- _Provided material_
((

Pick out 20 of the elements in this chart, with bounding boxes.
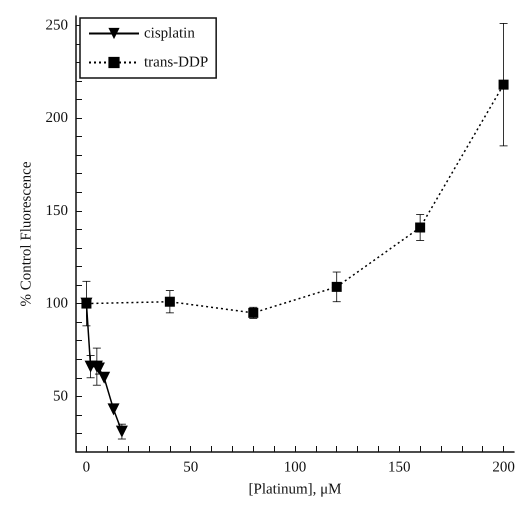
y-tick-label: 200 [46,110,68,126]
point [332,282,342,292]
point [498,80,509,90]
y-tick-label: 50 [53,388,68,404]
point [108,403,120,416]
point [415,222,426,233]
y-axis-title: % Control Fluorescence [18,161,34,306]
legend-label: trans-DDP [144,54,208,70]
x-tick-label: 50 [183,460,198,476]
x-axis-title: [Platinum], μM [248,482,342,498]
y-tick-label: 100 [46,296,68,312]
point [164,296,175,307]
x-tick-label: 200 [492,460,515,476]
legend-label: cisplatin [144,26,196,42]
x-tick-label: 100 [284,460,306,476]
x-tick-label: 150 [388,460,411,476]
y-tick-label: 150 [46,202,68,219]
y-tick-label: 250 [46,17,68,34]
x-tick-label: 0 [82,460,90,476]
point [98,372,110,384]
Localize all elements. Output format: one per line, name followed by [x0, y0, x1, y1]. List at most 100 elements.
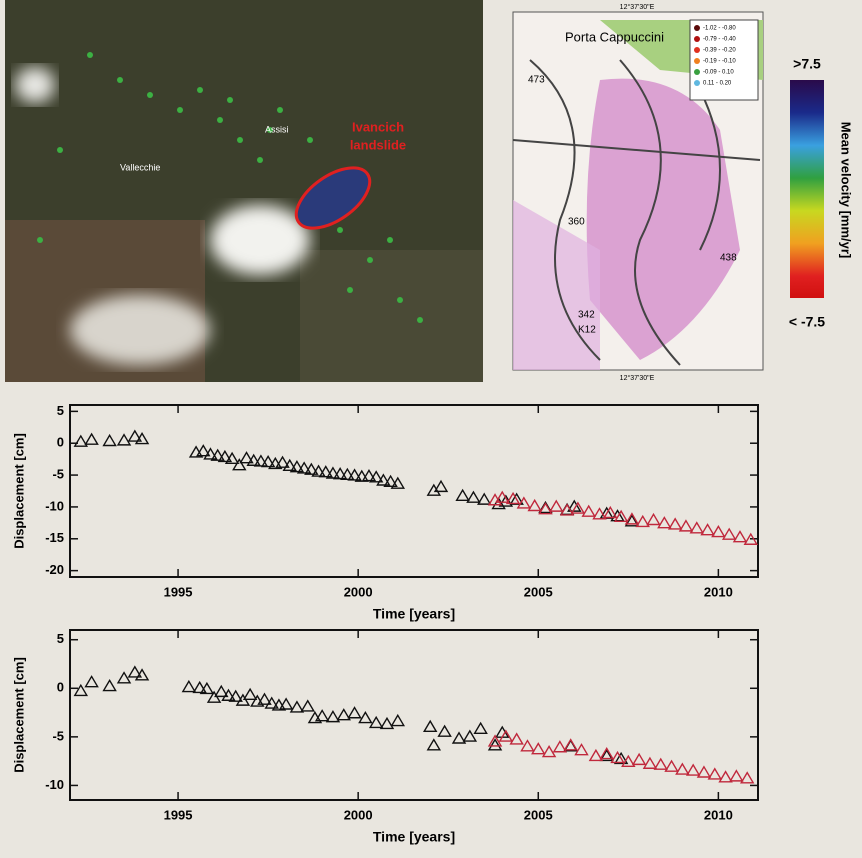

))

- _Direction_
Give every line of the records above as a numbered list, skipping any blank lines and leaving out the pictures.

- _Expected answer_
1. Pick out 20 of the elements in this chart, with bounding boxes.
2. y-tick-label: 200 [46,110,68,126]
3. point [332,282,342,292]
4. point [498,80,509,90]
5. y-tick-label: 50 [53,388,68,404]
6. point [108,403,120,416]
7. point [415,222,426,233]
8. y-axis-title: % Control Fluorescence [18,161,34,306]
9. legend-label: trans-DDP [144,54,208,70]
10. x-tick-label: 50 [183,460,198,476]
11. x-axis-title: [Platinum], μM [248,482,342,498]
12. y-tick-label: 100 [46,296,68,312]
13. point [164,296,175,307]
14. x-tick-label: 200 [492,460,515,476]
15. legend-label: cisplatin [144,26,196,42]
16. x-tick-label: 100 [284,460,306,476]
17. x-tick-label: 150 [388,460,411,476]
18. y-tick-label: 150 [46,202,68,219]
19. y-tick-label: 250 [46,17,68,34]
20. x-tick-label: 0 [82,460,90,476]
21. point [98,372,110,384]
22. Localize all elements. Output format: one per line, name followed by [x0, y0, x1, y1]. List at most 100 elements.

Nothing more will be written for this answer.